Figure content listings
......

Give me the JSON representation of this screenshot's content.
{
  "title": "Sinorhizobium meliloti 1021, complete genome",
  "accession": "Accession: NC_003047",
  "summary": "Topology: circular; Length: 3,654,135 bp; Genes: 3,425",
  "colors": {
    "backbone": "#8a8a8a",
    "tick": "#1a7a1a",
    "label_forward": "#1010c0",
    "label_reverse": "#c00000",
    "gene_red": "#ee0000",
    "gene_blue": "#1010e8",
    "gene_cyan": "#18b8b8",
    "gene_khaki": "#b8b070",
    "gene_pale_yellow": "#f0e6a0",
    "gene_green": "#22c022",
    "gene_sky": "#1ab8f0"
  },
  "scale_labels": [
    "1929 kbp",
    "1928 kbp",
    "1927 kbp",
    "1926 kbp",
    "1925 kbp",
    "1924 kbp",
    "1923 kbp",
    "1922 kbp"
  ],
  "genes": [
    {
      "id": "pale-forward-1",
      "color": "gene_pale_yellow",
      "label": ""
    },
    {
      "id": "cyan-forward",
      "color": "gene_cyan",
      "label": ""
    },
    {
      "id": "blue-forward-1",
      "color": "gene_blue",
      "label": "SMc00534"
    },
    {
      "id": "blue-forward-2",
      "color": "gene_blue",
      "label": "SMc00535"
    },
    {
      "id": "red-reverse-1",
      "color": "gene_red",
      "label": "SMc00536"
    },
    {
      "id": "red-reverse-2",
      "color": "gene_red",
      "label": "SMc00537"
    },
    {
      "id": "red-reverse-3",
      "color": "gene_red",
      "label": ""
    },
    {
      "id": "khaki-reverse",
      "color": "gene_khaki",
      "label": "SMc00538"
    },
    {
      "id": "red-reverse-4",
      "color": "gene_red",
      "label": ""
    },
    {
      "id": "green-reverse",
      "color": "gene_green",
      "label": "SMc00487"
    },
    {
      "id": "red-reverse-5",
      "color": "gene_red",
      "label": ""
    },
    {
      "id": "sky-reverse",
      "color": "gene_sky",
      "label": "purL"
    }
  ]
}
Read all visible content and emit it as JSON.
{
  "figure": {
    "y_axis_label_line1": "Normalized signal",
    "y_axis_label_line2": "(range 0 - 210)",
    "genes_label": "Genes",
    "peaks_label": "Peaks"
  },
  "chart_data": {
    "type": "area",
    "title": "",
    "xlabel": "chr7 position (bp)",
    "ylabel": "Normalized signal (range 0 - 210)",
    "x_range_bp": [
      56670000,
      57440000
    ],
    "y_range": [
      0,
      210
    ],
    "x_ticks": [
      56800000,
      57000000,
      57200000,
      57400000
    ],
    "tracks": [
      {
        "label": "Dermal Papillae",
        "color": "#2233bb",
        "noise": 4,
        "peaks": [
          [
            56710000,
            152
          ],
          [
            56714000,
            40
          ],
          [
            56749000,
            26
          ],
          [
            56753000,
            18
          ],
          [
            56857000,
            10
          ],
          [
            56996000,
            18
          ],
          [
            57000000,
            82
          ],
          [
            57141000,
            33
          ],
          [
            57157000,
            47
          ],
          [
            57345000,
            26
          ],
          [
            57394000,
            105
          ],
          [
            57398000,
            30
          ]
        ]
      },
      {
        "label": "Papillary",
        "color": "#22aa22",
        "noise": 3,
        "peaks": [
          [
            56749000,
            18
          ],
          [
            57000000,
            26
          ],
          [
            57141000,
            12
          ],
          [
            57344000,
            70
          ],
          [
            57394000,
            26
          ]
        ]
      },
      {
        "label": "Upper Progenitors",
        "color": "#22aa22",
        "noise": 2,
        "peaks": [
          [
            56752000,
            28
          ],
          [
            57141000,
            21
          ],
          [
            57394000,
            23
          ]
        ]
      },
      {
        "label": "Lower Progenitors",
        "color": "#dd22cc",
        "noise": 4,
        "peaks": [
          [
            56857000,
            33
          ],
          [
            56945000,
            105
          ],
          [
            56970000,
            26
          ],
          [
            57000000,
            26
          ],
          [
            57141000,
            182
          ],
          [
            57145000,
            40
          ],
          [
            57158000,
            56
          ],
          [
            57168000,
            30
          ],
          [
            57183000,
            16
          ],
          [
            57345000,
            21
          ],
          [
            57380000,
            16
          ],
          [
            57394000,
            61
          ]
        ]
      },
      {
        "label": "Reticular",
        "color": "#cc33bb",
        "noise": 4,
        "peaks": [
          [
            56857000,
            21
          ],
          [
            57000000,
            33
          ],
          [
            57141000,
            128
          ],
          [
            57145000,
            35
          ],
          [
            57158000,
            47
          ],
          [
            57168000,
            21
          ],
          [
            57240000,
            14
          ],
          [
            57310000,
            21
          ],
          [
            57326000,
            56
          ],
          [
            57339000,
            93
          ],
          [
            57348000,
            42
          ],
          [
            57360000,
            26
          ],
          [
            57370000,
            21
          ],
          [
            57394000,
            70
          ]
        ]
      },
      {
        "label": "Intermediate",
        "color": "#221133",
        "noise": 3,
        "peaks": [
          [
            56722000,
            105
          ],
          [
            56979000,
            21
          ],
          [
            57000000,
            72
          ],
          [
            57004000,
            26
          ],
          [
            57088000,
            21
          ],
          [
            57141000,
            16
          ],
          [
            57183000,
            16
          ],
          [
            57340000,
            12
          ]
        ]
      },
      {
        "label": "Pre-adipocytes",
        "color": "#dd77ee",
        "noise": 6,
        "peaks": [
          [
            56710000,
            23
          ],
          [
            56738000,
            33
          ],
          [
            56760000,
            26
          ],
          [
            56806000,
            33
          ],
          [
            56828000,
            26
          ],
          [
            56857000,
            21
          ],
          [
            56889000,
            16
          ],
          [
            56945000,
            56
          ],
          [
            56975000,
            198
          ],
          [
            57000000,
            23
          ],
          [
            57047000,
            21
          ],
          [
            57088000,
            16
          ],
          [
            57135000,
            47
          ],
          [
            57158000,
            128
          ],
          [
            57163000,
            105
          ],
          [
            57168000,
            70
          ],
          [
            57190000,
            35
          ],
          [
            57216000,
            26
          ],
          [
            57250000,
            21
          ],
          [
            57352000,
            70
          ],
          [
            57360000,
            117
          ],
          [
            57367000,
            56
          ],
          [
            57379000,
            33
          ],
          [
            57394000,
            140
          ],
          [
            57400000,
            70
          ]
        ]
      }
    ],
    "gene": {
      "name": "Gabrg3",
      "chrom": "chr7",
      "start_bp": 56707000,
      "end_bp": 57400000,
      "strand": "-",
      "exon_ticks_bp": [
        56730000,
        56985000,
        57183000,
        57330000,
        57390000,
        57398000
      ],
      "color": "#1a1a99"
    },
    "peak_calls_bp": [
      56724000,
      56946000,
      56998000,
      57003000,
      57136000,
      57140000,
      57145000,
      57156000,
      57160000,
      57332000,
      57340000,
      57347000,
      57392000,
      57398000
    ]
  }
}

......

### PROBLEM TO SOLVE
Copy each line of the data above without altering a single character.

### ANSWER SECTION
Give me the JSON representation of this screenshot's content.
{
  "title": "Sinorhizobium meliloti 1021, complete genome",
  "accession": "Accession: NC_003047",
  "summary": "Topology: circular; Length: 3,654,135 bp; Genes: 3,425",
  "colors": {
    "backbone": "#8a8a8a",
    "tick": "#1a7a1a",
    "label_forward": "#1010c0",
    "label_reverse": "#c00000",
    "gene_red": "#ee0000",
    "gene_blue": "#1010e8",
    "gene_cyan": "#18b8b8",
    "gene_khaki": "#b8b070",
    "gene_pale_yellow": "#f0e6a0",
    "gene_green": "#22c022",
    "gene_sky": "#1ab8f0"
  },
  "scale_labels": [
    "1929 kbp",
    "1928 kbp",
    "1927 kbp",
    "1926 kbp",
    "1925 kbp",
    "1924 kbp",
    "1923 kbp",
    "1922 kbp"
  ],
  "genes": [
    {
      "id": "pale-forward-1",
      "color": "gene_pale_yellow",
      "label": ""
    },
    {
      "id": "cyan-forward",
      "color": "gene_cyan",
      "label": ""
    },
    {
      "id": "blue-forward-1",
      "color": "gene_blue",
      "label": "SMc00534"
    },
    {
      "id": "blue-forward-2",
      "color": "gene_blue",
      "label": "SMc00535"
    },
    {
      "id": "red-reverse-1",
      "color": "gene_red",
      "label": "SMc00536"
    },
    {
      "id": "red-reverse-2",
      "color": "gene_red",
      "label": "SMc00537"
    },
    {
      "id": "red-reverse-3",
      "color": "gene_red",
      "label": ""
    },
    {
      "id": "khaki-reverse",
      "color": "gene_khaki",
      "label": "SMc00538"
    },
    {
      "id": "red-reverse-4",
      "color": "gene_red",
      "label": ""
    },
    {
      "id": "green-reverse",
      "color": "gene_green",
      "label": "SMc00487"
    },
    {
      "id": "red-reverse-5",
      "color": "gene_red",
      "label": ""
    },
    {
      "id": "sky-reverse",
      "color": "gene_sky",
      "label": "purL"
    }
  ]
}
Read all visible content and emit it as JSON.
{
  "figure": {
    "y_axis_label_line1": "Normalized signal",
    "y_axis_label_line2": "(range 0 - 210)",
    "genes_label": "Genes",
    "peaks_label": "Peaks"
  },
  "chart_data": {
    "type": "area",
    "title": "",
    "xlabel": "chr7 position (bp)",
    "ylabel": "Normalized signal (range 0 - 210)",
    "x_range_bp": [
      56670000,
      57440000
    ],
    "y_range": [
      0,
      210
    ],
    "x_ticks": [
      56800000,
      57000000,
      57200000,
      57400000
    ],
    "tracks": [
      {
        "label": "Dermal Papillae",
        "color": "#2233bb",
        "noise": 4,
        "peaks": [
          [
            56710000,
            152
          ],
          [
            56714000,
            40
          ],
          [
            56749000,
            26
          ],
          [
            56753000,
            18
          ],
          [
            56857000,
            10
          ],
          [
            56996000,
            18
          ],
          [
            57000000,
            82
          ],
          [
            57141000,
            33
          ],
          [
            57157000,
            47
          ],
          [
            57345000,
            26
          ],
          [
            57394000,
            105
          ],
          [
            57398000,
            30
          ]
        ]
      },
      {
        "label": "Papillary",
        "color": "#22aa22",
        "noise": 3,
        "peaks": [
          [
            56749000,
            18
          ],
          [
            57000000,
            26
          ],
          [
            57141000,
            12
          ],
          [
            57344000,
            70
          ],
          [
            57394000,
            26
          ]
        ]
      },
      {
        "label": "Upper Progenitors",
        "color": "#22aa22",
        "noise": 2,
        "peaks": [
          [
            56752000,
            28
          ],
          [
            57141000,
            21
          ],
          [
            57394000,
            23
          ]
        ]
      },
      {
        "label": "Lower Progenitors",
        "color": "#dd22cc",
        "noise": 4,
        "peaks": [
          [
            56857000,
            33
          ],
          [
            56945000,
            105
          ],
          [
            56970000,
            26
          ],
          [
            57000000,
            26
          ],
          [
            57141000,
            182
          ],
          [
            57145000,
            40
          ],
          [
            57158000,
            56
          ],
          [
            57168000,
            30
          ],
          [
            57183000,
            16
          ],
          [
            57345000,
            21
          ],
          [
            57380000,
            16
          ],
          [
            57394000,
            61
          ]
        ]
      },
      {
        "label": "Reticular",
        "color": "#cc33bb",
        "noise": 4,
        "peaks": [
          [
            56857000,
            21
          ],
          [
            57000000,
            33
          ],
          [
            57141000,
            128
          ],
          [
            57145000,
            35
          ],
          [
            57158000,
            47
          ],
          [
            57168000,
            21
          ],
          [
            57240000,
            14
          ],
          [
            57310000,
            21
          ],
          [
            57326000,
            56
          ],
          [
            57339000,
            93
          ],
          [
            57348000,
            42
          ],
          [
            57360000,
            26
          ],
          [
            57370000,
            21
          ],
          [
            57394000,
            70
          ]
        ]
      },
      {
        "label": "Intermediate",
        "color": "#221133",
        "noise": 3,
        "peaks": [
          [
            56722000,
            105
          ],
          [
            56979000,
            21
          ],
          [
            57000000,
            72
          ],
          [
            57004000,
            26
          ],
          [
            57088000,
            21
          ],
          [
            57141000,
            16
          ],
          [
            57183000,
            16
          ],
          [
            57340000,
            12
          ]
        ]
      },
      {
        "label": "Pre-adipocytes",
        "color": "#dd77ee",
        "noise": 6,
        "peaks": [
          [
            56710000,
            23
          ],
          [
            56738000,
            33
          ],
          [
            56760000,
            26
          ],
          [
            56806000,
            33
          ],
          [
            56828000,
            26
          ],
          [
            56857000,
            21
          ],
          [
            56889000,
            16
          ],
          [
            56945000,
            56
          ],
          [
            56975000,
            198
          ],
          [
            57000000,
            23
          ],
          [
            57047000,
            21
          ],
          [
            57088000,
            16
          ],
          [
            57135000,
            47
          ],
          [
            57158000,
            128
          ],
          [
            57163000,
            105
          ],
          [
            57168000,
            70
          ],
          [
            57190000,
            35
          ],
          [
            57216000,
            26
          ],
          [
            57250000,
            21
          ],
          [
            57352000,
            70
          ],
          [
            57360000,
            117
          ],
          [
            57367000,
            56
          ],
          [
            57379000,
            33
          ],
          [
            57394000,
            140
          ],
          [
            57400000,
            70
          ]
        ]
      }
    ],
    "gene": {
      "name": "Gabrg3",
      "chrom": "chr7",
      "start_bp": 56707000,
      "end_bp": 57400000,
      "strand": "-",
      "exon_ticks_bp": [
        56730000,
        56985000,
        57183000,
        57330000,
        57390000,
        57398000
      ],
      "color": "#1a1a99"
    },
    "peak_calls_bp": [
      56724000,
      56946000,
      56998000,
      57003000,
      57136000,
      57140000,
      57145000,
      57156000,
      57160000,
      57332000,
      57340000,
      57347000,
      57392000,
      57398000
    ]
  }
}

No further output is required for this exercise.